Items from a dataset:

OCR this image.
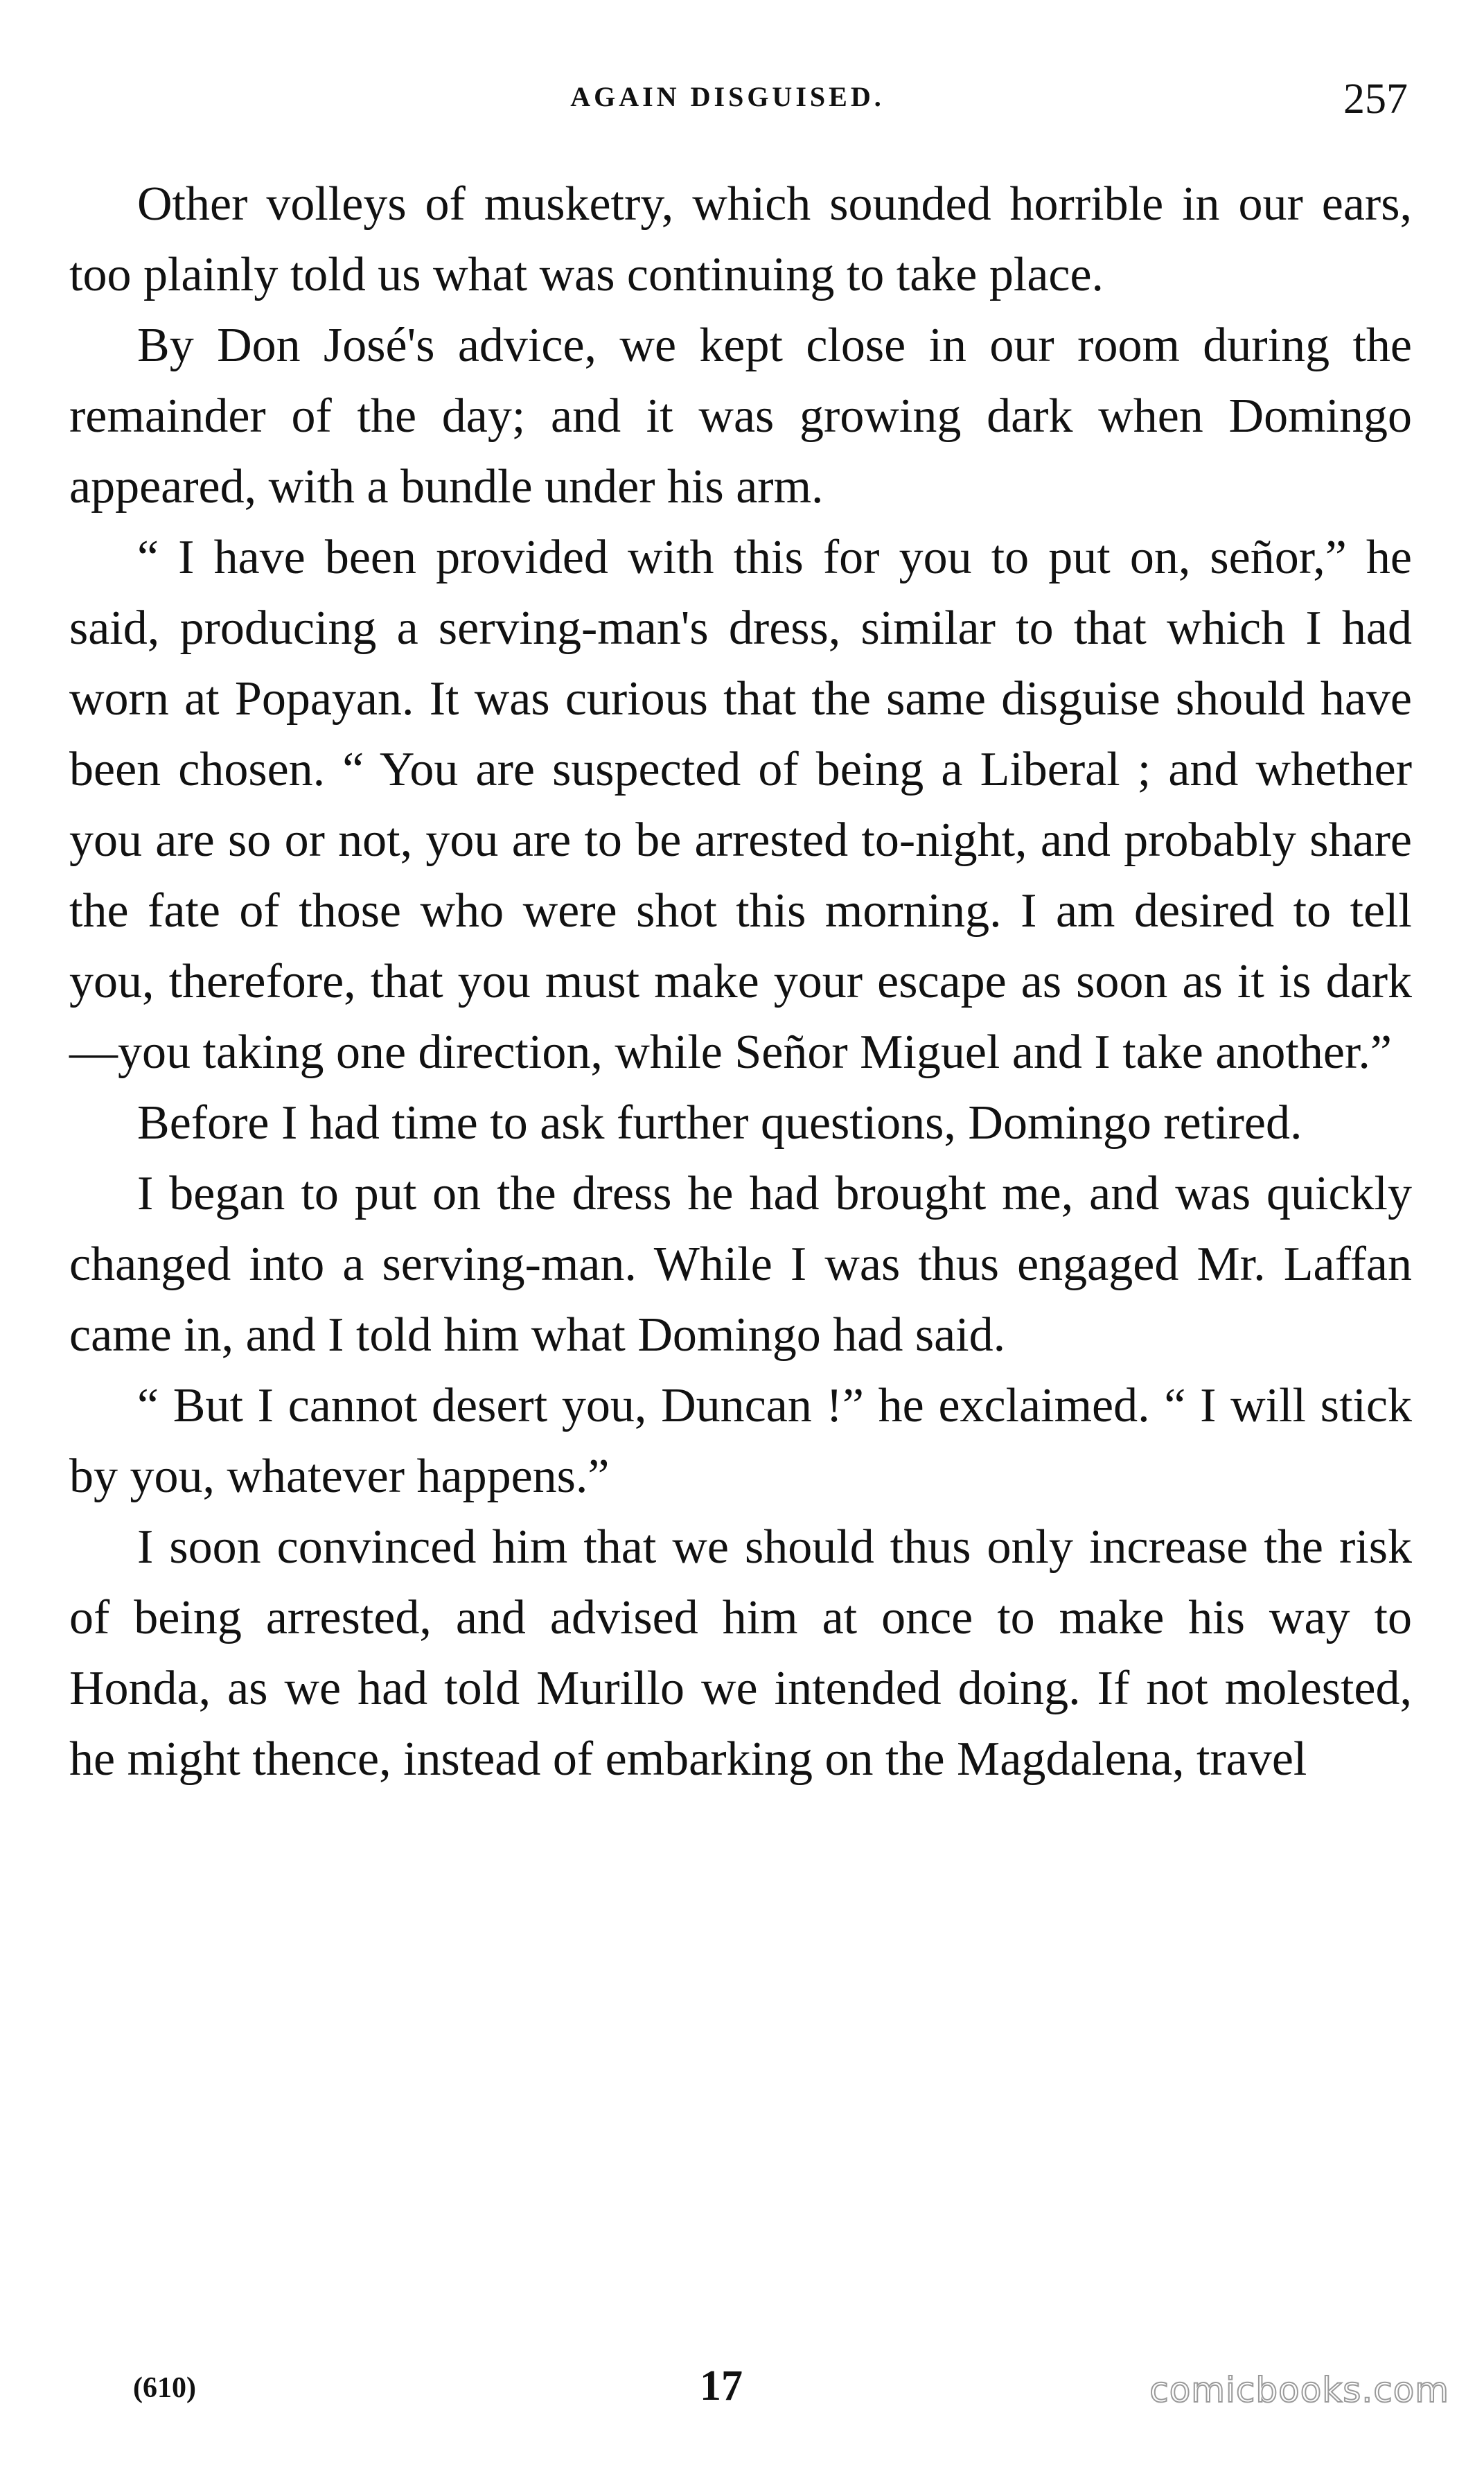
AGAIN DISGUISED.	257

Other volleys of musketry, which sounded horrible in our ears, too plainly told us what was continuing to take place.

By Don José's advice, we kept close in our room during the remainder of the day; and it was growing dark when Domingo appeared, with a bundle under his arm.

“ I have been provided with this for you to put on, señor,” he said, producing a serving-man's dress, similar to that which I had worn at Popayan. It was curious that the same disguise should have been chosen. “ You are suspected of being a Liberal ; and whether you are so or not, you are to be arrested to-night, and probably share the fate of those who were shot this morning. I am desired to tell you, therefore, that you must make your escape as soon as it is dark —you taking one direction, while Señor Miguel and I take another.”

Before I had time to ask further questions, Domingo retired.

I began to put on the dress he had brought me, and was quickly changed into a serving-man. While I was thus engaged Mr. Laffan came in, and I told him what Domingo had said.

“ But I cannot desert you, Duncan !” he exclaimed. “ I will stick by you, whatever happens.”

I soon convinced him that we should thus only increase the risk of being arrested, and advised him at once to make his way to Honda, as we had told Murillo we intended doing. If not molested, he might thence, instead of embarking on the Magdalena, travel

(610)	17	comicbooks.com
...
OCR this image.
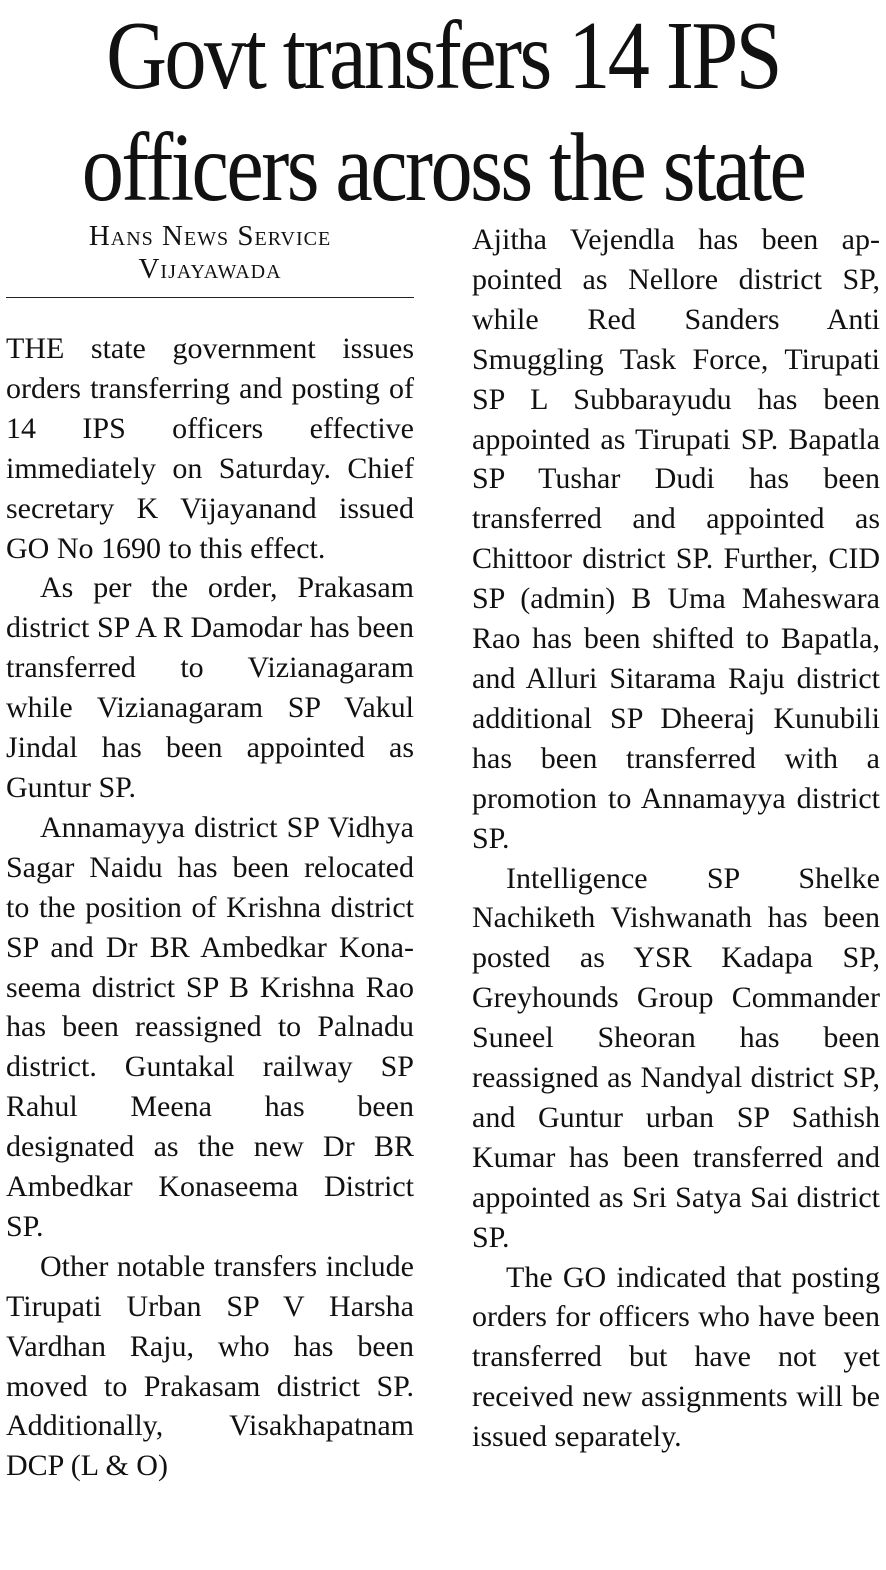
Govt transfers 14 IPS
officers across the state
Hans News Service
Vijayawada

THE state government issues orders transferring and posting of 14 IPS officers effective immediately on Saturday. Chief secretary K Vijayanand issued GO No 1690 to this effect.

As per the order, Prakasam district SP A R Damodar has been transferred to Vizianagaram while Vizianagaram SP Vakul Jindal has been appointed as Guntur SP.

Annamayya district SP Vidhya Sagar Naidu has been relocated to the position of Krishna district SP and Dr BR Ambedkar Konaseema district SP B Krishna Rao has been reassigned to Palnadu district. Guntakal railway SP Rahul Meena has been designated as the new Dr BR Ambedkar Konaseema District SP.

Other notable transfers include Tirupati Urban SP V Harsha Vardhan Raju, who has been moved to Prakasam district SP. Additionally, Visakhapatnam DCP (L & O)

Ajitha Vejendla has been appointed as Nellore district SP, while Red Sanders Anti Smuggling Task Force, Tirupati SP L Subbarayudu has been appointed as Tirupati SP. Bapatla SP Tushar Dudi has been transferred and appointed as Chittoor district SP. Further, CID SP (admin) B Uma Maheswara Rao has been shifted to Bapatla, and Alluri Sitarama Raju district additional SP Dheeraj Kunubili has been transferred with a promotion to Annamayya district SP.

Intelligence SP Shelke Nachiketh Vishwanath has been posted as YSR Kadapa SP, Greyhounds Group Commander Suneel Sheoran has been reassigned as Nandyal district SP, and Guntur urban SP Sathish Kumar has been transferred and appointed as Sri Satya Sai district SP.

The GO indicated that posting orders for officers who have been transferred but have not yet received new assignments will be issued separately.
...
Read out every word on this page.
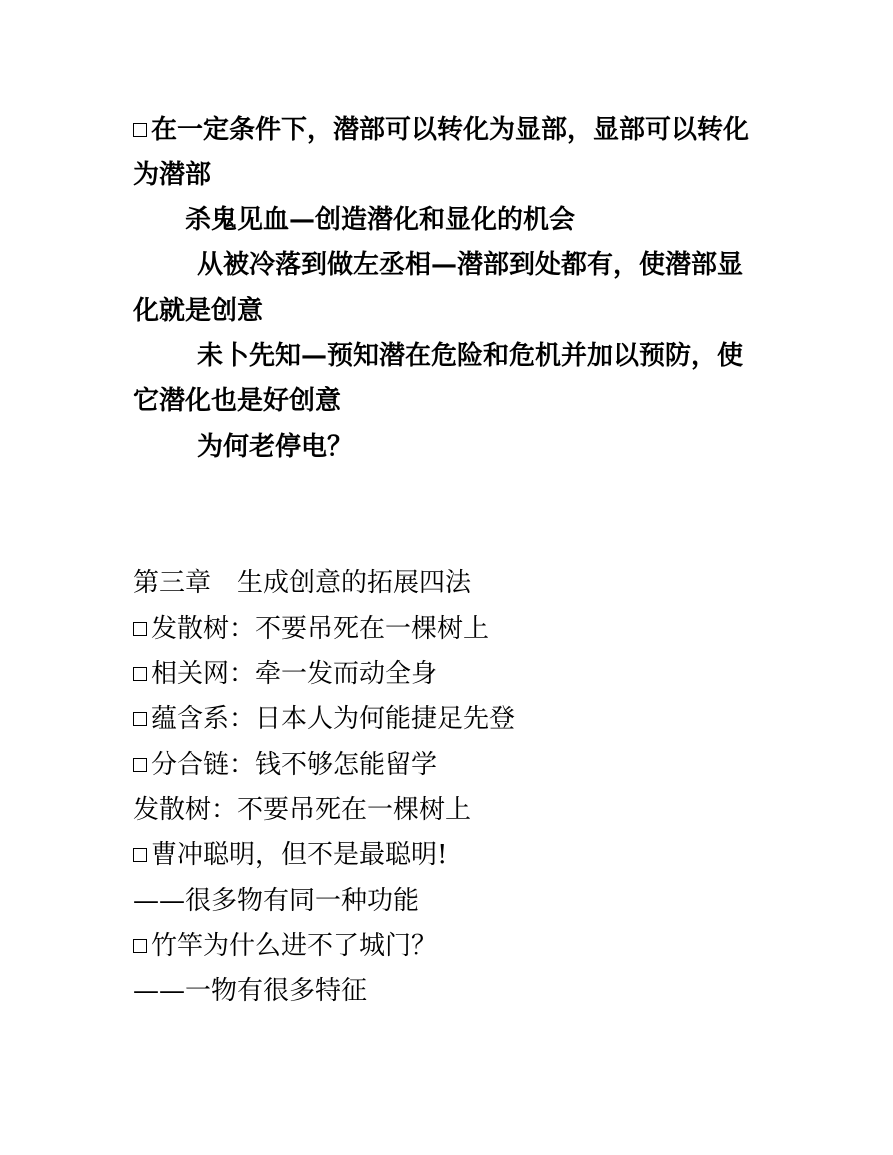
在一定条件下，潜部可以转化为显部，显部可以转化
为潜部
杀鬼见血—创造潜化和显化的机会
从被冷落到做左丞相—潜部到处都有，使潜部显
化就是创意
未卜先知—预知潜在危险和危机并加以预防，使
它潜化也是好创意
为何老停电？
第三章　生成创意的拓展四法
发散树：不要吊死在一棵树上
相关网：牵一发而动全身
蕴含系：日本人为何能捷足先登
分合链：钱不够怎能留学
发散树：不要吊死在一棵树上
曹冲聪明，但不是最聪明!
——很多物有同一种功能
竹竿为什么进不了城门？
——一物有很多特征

## AIM OF THE TASK
Show the lines of the data that hold the word "state".

## WORKED ANSWER
officers across the state
THE state government issues orders transferring and posting of 14 IPS officers effective immediately on Saturday. Chief secretary K Vijayanand issued GO No 1690 to this effect.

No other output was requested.